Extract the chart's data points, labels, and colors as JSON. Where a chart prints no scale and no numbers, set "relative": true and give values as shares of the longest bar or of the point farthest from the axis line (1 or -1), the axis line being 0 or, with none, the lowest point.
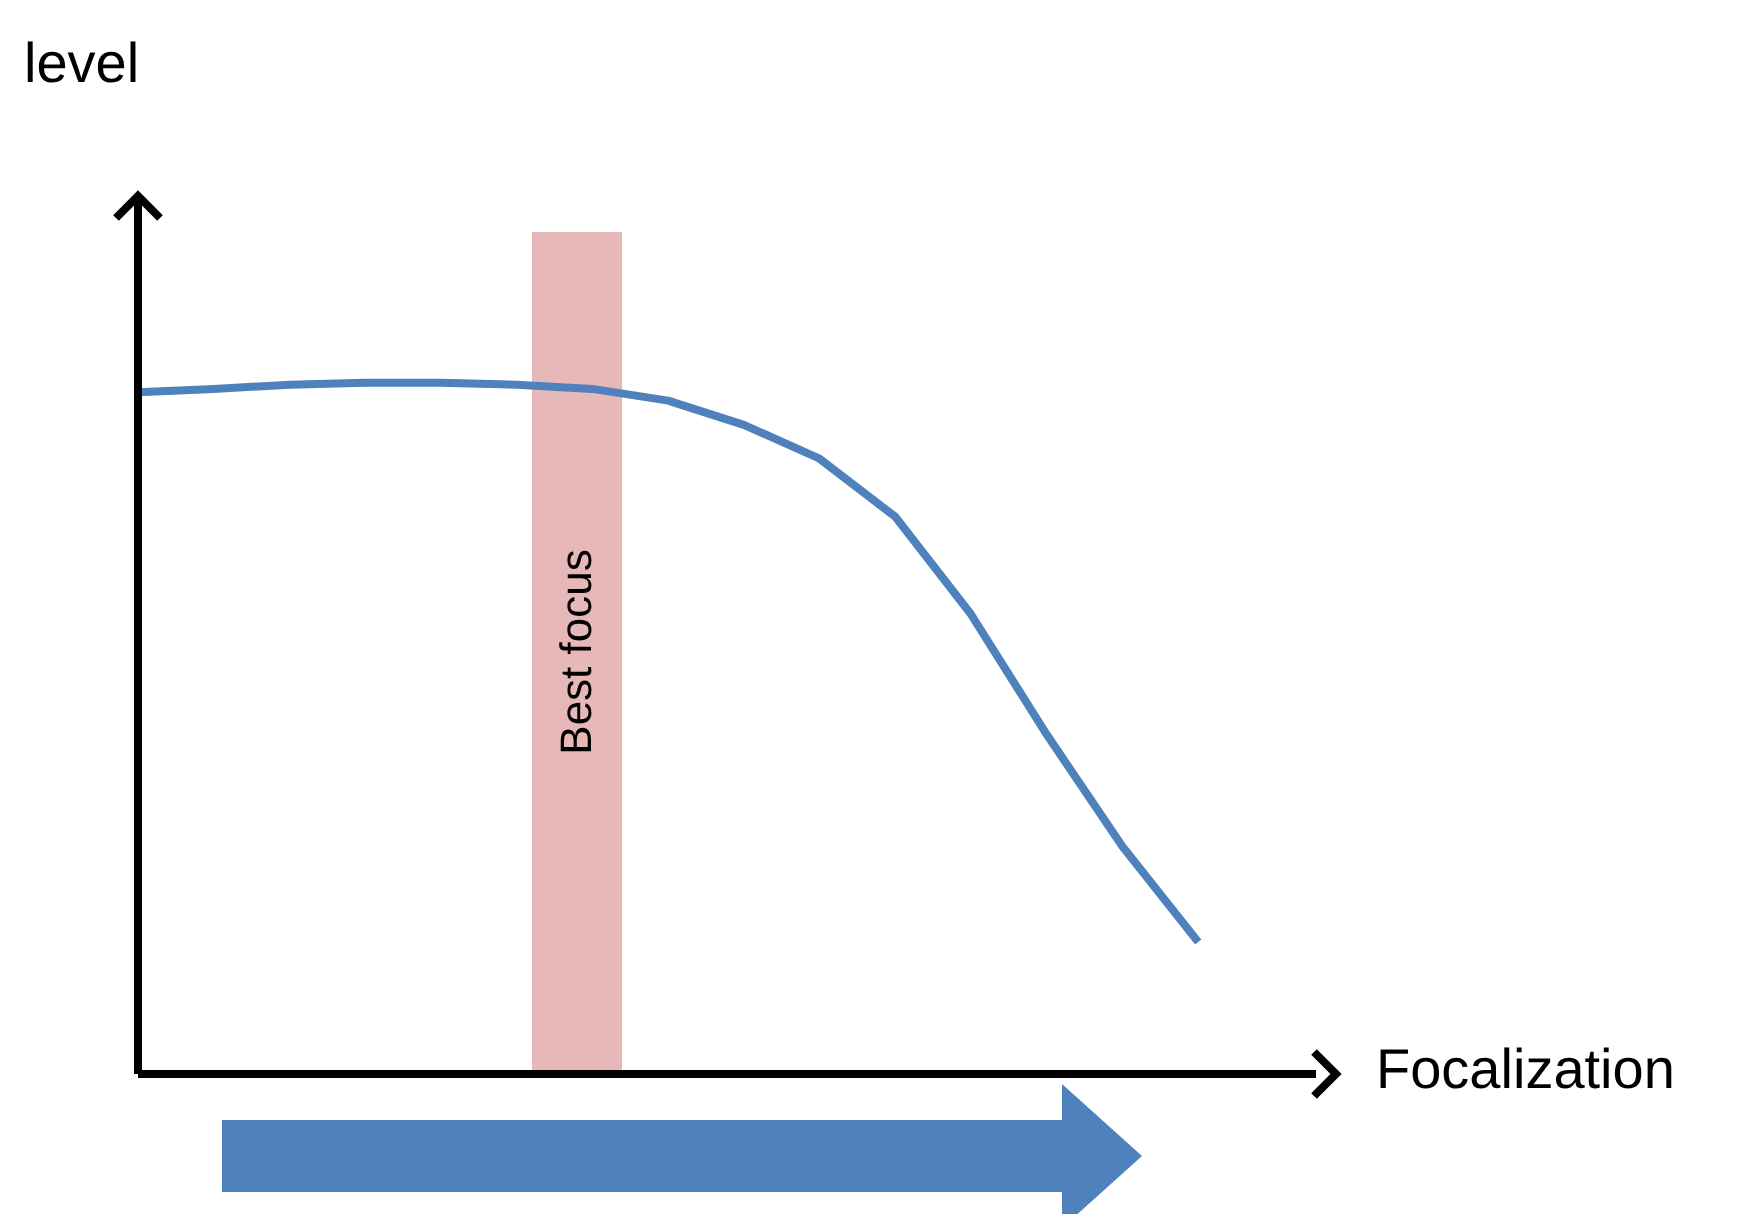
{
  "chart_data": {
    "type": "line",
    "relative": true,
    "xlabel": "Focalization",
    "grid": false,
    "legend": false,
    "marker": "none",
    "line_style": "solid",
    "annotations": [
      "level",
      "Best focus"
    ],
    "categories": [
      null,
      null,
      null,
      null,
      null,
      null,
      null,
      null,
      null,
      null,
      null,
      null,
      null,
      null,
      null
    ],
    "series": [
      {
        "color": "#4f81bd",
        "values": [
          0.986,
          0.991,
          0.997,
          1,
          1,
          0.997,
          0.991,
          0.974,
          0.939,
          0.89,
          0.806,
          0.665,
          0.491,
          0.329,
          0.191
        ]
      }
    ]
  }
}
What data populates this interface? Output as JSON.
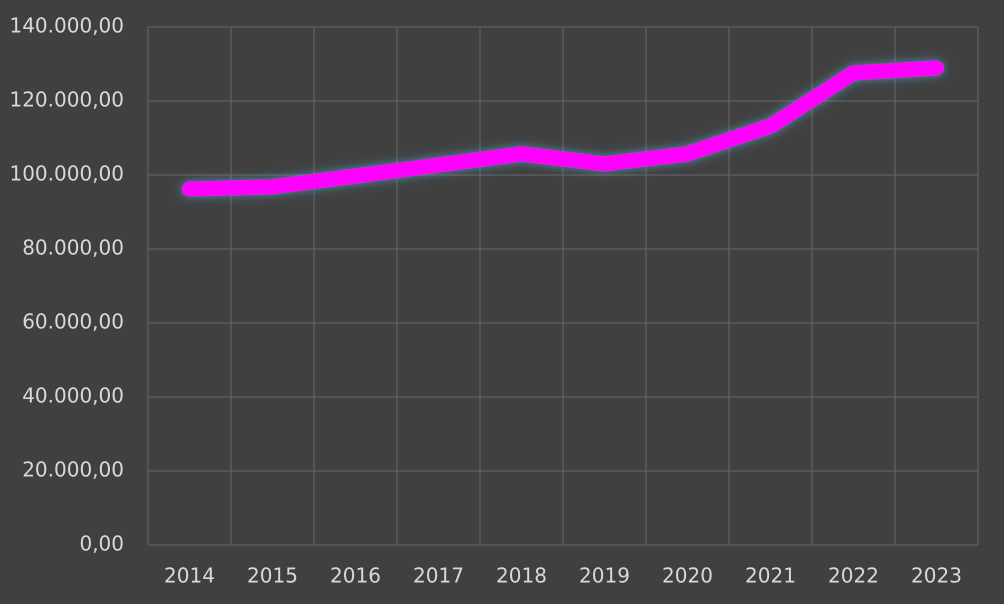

__________

• [What you have to do] Make an exact copy of all the material, but keep the pictures out of it.

• [Solution for this problem]
Extract the chart's data points, labels, and colors as JSON. Where a chart prints no scale and no numbers, set "relative": true and give values as shares of the longest bar or of the point farthest from the axis line (1 or -1), the axis line being 0 or, with none, the lowest point.
{
  "chart_data": {
    "type": "line",
    "relative": true,
    "xlabel": "Focalization",
    "grid": false,
    "legend": false,
    "marker": "none",
    "line_style": "solid",
    "annotations": [
      "level",
      "Best focus"
    ],
    "categories": [
      null,
      null,
      null,
      null,
      null,
      null,
      null,
      null,
      null,
      null,
      null,
      null,
      null,
      null,
      null
    ],
    "series": [
      {
        "color": "#4f81bd",
        "values": [
          0.986,
          0.991,
          0.997,
          1,
          1,
          0.997,
          0.991,
          0.974,
          0.939,
          0.89,
          0.806,
          0.665,
          0.491,
          0.329,
          0.191
        ]
      }
    ]
  }
}
What data populates this interface? Output as JSON.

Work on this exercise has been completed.